** WORK INSTRUCTIONS **
a: Reproduce, word for word, the part of the festival notebook that opens with the words containing "- purchase date" and closes with "during the festival?".
b: Answer these questions from the festival notebook, one per line:
(i) Through what were all purchases made at the 2018 edition of Lollapalooza Brazil?
(ii) Where did the festival take place?
(iii) What tool was used to get the latitude and longitude coordinates for the stages?
c: List every field that the festival notebook gives in its description of how the purchase data looks.

** EXTRACT TO READ **

For this activity you are just asked to read and follow the activities, you don't need to modify the code. However, you could stretch yourself and try to amend or improve some of the charts!


In [None]:
import plotly.express as px
import pandas as pd
import plotly.io as pio
pio.renderers.default = "notebook"

## My Lollapalooza experience

For the 2018 edition of Lollapalooza Brazil, all purchases were made through an RFID-enabled wristband. They send the data to your email address, so I decided to take a look at it. What can we learn about me and my experience by analyzing the purchases I made at the festival?

This is how the data looks:

- purchase date
- purchase hour
- product
- quantity
- stage
- place where I did the purchase

Based on this data, let’s answer some questions.

## Where did I go during the festival?

The data only tells us the name of the location where I made the purchase, and the festival took place at Autódromo de Interlagos. 

I took the map with the stages from here and used the georeferencer tool from georeference.com to get the latitude and longitude coordinates for the stages.

We need to display a map and the markers for each purchase, so we will use Mapbox and the scattermapbox trace.

Collection entries
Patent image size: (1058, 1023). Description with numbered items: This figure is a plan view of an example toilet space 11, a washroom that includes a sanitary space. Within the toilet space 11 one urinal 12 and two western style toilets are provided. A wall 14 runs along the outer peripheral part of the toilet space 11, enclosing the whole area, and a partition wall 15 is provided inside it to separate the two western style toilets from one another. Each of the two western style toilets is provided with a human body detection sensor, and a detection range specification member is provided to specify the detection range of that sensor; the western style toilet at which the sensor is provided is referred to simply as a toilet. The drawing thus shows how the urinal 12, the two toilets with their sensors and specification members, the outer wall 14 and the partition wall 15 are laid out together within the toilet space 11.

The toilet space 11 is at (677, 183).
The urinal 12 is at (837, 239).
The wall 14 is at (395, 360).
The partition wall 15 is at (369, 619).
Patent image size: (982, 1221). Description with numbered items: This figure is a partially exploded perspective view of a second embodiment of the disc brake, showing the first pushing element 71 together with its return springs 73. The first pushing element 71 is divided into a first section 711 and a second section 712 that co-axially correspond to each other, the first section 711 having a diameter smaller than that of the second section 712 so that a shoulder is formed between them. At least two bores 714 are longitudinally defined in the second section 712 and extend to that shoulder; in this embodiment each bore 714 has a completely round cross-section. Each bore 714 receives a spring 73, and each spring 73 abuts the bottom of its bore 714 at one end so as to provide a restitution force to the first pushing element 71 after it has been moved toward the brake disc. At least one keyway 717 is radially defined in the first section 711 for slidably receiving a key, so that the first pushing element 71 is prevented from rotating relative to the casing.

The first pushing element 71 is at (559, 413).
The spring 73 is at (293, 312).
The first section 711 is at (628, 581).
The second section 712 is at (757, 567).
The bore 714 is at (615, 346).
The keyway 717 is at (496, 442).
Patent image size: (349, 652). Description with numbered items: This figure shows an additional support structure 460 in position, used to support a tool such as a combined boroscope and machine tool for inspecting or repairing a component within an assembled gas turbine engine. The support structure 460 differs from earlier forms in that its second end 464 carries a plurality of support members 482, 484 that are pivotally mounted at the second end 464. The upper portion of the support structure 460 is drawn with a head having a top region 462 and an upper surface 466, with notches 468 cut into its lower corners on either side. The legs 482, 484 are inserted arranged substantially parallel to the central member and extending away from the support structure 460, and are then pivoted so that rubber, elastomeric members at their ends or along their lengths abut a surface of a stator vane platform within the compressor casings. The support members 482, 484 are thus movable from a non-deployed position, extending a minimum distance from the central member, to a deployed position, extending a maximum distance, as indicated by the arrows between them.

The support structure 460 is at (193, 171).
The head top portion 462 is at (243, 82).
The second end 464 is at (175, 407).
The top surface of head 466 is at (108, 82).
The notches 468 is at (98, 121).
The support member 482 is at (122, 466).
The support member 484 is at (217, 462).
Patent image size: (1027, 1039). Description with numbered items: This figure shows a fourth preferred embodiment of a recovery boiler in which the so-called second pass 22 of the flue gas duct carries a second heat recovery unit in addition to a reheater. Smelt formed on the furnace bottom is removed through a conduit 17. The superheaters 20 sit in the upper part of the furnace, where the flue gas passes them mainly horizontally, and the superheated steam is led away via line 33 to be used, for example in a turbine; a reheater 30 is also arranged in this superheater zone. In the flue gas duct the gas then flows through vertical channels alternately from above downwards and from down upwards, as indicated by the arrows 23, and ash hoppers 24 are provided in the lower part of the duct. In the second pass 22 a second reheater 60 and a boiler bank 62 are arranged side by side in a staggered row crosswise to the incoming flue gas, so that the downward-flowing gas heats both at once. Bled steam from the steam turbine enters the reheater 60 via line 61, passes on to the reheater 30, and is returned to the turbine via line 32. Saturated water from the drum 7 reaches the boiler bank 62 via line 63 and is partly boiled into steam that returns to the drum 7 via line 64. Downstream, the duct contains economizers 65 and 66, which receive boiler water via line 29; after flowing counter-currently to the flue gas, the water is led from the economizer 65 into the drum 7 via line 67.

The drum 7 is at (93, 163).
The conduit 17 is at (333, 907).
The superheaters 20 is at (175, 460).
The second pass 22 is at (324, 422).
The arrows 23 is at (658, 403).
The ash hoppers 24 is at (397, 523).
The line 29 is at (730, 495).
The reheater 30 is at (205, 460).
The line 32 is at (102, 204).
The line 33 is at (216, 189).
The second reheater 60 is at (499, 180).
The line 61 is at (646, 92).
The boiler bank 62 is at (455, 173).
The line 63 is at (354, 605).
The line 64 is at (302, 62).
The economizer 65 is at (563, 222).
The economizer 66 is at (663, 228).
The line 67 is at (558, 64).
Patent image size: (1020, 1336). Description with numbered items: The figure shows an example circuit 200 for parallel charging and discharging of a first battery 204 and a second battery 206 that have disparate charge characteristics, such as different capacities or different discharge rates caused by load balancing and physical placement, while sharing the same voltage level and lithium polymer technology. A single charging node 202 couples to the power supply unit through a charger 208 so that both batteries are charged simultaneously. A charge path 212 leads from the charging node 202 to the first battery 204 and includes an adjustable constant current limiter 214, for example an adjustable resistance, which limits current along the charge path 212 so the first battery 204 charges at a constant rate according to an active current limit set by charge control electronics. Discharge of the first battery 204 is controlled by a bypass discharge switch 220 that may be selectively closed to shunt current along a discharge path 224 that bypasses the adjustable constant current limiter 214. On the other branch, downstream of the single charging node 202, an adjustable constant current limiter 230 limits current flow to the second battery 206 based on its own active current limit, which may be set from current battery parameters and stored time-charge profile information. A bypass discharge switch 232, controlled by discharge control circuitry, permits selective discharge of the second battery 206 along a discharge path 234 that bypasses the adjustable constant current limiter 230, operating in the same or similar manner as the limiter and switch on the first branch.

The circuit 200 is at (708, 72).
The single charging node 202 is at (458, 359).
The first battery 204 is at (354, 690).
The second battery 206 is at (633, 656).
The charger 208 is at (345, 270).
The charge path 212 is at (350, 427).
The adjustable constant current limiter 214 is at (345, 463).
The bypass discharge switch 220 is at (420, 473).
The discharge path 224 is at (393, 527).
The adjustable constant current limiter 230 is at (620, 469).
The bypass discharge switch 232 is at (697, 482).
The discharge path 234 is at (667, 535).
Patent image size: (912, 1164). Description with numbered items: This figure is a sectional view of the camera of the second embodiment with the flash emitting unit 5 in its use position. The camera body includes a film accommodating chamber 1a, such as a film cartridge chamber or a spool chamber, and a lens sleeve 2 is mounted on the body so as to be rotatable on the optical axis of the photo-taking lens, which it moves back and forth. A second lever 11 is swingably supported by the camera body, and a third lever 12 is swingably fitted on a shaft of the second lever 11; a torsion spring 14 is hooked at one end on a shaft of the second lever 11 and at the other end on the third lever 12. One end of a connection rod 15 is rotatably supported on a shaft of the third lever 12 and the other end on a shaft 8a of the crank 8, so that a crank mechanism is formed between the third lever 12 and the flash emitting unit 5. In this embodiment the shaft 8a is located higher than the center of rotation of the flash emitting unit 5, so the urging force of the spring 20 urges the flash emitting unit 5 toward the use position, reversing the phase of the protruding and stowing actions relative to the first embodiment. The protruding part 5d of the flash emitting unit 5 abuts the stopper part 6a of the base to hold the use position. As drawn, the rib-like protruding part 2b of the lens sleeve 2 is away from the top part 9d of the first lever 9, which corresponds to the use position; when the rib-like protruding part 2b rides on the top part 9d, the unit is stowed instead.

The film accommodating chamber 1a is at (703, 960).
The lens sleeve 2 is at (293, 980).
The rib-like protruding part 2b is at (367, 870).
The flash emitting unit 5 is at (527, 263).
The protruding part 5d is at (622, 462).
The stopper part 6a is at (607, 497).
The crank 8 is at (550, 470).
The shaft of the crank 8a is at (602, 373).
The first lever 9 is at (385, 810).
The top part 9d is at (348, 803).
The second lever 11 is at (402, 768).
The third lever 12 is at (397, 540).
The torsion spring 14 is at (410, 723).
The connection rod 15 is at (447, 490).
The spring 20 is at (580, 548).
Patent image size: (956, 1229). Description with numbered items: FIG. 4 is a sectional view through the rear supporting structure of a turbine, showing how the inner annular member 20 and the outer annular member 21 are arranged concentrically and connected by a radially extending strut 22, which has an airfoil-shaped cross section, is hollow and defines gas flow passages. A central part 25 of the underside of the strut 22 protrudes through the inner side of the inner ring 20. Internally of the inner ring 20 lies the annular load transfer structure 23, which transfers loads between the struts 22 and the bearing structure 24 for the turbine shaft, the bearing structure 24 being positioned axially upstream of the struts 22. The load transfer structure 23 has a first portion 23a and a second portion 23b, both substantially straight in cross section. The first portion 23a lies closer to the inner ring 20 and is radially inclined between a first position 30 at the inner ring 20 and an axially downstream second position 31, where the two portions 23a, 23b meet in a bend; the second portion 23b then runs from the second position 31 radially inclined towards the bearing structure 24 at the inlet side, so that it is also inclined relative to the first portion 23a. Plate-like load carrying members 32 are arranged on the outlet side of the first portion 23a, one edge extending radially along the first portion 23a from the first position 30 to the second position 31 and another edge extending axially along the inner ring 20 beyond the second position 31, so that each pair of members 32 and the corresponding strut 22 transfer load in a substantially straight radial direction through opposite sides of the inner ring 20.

** SOLUTIONS BELOW **
a:
- purchase date
- purchase hour
- product
- quantity
- stage
- place where I did the purchase

Based on this data, let’s answer some questions.

## Where did I go during the festival?

b:
(i) An RFID-enabled wristband.
(ii) Autódromo de Interlagos.
(iii) The georeferencer tool from georeference.com.

c:
- purchase date
- purchase hour
- product
- quantity
- stage
- place where I did the purchase